__WRITTEN REQUEST__: Find all lines in the listing that include the word "invidunt", then copy them.
— start of SUPPLIED RECORDS —
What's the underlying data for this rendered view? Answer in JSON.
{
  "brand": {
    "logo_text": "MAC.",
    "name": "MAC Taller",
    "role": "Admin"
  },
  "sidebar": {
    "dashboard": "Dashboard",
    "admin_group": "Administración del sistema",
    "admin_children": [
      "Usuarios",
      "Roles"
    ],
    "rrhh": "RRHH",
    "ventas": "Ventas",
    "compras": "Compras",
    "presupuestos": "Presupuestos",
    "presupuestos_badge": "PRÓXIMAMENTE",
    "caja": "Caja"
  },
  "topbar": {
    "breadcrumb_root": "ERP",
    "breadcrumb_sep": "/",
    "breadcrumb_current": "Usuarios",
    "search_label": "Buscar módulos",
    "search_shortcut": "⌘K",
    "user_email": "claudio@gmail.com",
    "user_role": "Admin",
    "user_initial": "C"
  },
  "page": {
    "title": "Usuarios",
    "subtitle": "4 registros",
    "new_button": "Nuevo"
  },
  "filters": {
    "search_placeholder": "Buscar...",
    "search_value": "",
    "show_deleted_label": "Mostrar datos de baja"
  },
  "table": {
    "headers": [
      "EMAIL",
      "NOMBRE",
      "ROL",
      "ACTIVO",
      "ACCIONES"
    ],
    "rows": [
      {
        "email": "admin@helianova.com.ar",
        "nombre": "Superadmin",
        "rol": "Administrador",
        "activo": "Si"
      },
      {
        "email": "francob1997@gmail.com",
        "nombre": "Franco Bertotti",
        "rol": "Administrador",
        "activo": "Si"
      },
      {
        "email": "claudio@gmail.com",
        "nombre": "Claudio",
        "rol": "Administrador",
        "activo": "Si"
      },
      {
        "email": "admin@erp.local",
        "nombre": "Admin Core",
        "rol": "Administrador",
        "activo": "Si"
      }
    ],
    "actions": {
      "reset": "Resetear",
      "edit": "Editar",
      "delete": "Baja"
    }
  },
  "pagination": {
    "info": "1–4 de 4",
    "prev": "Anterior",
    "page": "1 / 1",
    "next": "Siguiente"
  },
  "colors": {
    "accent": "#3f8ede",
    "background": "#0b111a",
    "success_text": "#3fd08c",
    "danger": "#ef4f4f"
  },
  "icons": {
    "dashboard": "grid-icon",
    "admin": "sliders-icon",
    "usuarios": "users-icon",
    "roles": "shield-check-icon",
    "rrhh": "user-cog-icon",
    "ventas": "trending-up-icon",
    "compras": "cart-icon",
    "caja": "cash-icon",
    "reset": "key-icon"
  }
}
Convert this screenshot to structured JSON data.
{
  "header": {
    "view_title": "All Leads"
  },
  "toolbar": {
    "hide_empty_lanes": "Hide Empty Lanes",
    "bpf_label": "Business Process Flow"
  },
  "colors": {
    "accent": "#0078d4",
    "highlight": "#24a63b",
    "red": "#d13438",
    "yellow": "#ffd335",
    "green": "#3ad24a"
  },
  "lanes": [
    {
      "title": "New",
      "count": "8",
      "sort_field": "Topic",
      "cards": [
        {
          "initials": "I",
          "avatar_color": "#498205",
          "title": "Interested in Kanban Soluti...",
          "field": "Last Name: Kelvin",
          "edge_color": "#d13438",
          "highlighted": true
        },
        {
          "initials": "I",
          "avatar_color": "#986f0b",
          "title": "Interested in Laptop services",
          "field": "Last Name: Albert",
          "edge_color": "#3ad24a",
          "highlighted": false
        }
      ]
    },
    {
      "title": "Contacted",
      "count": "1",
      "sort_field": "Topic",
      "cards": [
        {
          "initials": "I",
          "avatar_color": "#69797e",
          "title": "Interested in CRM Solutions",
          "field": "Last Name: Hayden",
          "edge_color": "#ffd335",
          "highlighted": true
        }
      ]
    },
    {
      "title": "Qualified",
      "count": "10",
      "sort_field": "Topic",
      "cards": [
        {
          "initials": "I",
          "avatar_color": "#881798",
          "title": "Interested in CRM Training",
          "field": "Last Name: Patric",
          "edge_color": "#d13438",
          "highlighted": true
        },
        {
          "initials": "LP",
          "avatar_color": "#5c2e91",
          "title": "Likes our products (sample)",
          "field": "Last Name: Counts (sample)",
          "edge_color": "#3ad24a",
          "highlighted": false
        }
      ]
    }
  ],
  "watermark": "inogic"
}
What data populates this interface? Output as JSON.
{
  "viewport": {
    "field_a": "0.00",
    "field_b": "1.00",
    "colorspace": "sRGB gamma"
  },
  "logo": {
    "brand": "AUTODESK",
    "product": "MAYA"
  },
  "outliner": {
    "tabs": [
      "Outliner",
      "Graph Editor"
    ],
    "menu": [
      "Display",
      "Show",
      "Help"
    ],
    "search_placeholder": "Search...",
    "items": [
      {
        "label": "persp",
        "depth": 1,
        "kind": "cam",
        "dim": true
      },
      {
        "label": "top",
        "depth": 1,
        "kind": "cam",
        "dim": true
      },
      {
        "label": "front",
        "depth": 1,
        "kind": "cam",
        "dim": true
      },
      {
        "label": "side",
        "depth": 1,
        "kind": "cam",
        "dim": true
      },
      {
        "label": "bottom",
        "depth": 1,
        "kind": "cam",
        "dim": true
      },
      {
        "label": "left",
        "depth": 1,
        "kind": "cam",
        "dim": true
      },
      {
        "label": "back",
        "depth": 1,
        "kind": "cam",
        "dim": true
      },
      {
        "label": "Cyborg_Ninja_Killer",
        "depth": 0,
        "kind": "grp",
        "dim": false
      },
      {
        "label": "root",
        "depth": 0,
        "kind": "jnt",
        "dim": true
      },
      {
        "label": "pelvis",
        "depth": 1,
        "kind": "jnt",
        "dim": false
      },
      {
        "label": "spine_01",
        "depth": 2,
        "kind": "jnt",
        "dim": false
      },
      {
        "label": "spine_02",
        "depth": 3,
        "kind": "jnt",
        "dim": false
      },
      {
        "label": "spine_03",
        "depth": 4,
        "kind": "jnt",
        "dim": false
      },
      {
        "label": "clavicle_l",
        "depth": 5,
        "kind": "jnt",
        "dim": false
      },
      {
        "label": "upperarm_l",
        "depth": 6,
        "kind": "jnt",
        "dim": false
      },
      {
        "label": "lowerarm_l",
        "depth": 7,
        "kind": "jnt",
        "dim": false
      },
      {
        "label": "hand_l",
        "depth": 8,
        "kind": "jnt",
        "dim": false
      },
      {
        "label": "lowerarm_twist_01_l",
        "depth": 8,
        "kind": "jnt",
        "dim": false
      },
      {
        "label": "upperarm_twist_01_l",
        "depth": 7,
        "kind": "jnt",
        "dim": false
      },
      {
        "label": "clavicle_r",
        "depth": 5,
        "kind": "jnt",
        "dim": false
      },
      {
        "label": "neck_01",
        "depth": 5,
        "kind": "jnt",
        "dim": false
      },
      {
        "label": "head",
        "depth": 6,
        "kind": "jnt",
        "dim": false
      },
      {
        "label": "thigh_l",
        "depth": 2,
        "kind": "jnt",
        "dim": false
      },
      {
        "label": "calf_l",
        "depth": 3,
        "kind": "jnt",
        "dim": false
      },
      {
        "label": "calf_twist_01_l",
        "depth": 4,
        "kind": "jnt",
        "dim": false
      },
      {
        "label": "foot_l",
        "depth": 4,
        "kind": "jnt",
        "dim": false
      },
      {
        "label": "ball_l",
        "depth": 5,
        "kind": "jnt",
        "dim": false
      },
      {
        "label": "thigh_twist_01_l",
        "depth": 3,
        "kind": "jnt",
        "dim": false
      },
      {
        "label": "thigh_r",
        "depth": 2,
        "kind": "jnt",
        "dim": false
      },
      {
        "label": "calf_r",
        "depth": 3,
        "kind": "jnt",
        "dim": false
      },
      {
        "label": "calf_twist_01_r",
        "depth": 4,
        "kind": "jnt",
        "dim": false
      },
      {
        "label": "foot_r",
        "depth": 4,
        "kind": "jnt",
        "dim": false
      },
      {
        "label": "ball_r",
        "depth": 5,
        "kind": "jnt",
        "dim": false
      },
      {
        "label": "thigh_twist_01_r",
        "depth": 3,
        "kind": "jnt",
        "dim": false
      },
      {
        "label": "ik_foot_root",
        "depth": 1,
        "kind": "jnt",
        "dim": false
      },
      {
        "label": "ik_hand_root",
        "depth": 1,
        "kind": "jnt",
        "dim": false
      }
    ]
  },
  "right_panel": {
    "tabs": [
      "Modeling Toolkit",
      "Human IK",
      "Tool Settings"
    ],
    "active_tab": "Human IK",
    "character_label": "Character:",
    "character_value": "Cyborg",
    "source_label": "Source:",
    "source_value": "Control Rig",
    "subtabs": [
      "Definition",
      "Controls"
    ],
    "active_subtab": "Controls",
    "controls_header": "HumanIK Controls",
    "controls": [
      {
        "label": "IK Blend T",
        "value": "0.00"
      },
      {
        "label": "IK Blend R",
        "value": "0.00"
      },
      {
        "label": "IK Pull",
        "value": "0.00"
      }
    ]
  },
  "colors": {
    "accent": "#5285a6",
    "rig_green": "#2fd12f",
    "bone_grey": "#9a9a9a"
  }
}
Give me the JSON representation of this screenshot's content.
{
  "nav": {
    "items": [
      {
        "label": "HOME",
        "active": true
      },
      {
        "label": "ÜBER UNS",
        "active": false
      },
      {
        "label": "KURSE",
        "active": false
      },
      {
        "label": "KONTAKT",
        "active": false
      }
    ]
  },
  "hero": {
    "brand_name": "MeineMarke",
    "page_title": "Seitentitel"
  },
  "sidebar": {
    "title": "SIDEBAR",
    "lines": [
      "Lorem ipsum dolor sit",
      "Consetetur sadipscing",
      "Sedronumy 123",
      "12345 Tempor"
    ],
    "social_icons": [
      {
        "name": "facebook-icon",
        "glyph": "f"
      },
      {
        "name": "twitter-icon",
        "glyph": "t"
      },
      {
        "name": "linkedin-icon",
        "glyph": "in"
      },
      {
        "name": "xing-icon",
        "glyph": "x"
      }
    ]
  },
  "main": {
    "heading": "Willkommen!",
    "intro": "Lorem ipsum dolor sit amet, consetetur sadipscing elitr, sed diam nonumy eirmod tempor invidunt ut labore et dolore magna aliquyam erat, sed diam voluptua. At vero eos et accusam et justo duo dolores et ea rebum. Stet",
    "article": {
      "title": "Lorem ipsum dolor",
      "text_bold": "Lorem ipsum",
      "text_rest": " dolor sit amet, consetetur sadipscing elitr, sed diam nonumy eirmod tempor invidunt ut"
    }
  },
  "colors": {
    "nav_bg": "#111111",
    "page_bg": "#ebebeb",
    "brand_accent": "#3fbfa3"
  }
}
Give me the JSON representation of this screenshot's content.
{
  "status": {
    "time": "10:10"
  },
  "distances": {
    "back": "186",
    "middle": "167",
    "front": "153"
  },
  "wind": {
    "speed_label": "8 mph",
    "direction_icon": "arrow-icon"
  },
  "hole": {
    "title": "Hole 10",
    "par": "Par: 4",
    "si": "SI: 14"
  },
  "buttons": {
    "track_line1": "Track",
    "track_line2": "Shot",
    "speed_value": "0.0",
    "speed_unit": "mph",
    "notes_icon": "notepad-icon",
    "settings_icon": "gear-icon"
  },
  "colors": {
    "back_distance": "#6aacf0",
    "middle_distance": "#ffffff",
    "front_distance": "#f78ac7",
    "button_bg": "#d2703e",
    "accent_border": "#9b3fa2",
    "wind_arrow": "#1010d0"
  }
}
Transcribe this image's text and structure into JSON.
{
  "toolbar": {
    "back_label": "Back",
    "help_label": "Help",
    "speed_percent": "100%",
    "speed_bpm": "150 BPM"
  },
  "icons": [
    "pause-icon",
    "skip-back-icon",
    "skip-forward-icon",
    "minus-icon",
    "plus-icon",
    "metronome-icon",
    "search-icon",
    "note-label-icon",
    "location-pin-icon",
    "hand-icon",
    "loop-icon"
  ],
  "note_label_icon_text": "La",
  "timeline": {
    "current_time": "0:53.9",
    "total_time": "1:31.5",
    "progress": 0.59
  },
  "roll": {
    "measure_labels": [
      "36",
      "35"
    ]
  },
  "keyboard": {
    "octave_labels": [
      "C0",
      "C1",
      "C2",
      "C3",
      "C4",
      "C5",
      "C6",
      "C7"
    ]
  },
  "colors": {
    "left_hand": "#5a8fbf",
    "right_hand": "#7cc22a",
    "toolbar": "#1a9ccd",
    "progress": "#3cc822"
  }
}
— end of SUPPLIED RECORDS —
__EXERCISE ANSWER__:
    "intro": "Lorem ipsum dolor sit amet, consetetur sadipscing elitr, sed diam nonumy eirmod tempor invidunt ut labore et dolore magna aliquyam erat, sed diam voluptua. At vero eos et accusam et justo duo dolores et ea rebum. Stet",
      "text_rest": " dolor sit amet, consetetur sadipscing elitr, sed diam nonumy eirmod tempor invidunt ut"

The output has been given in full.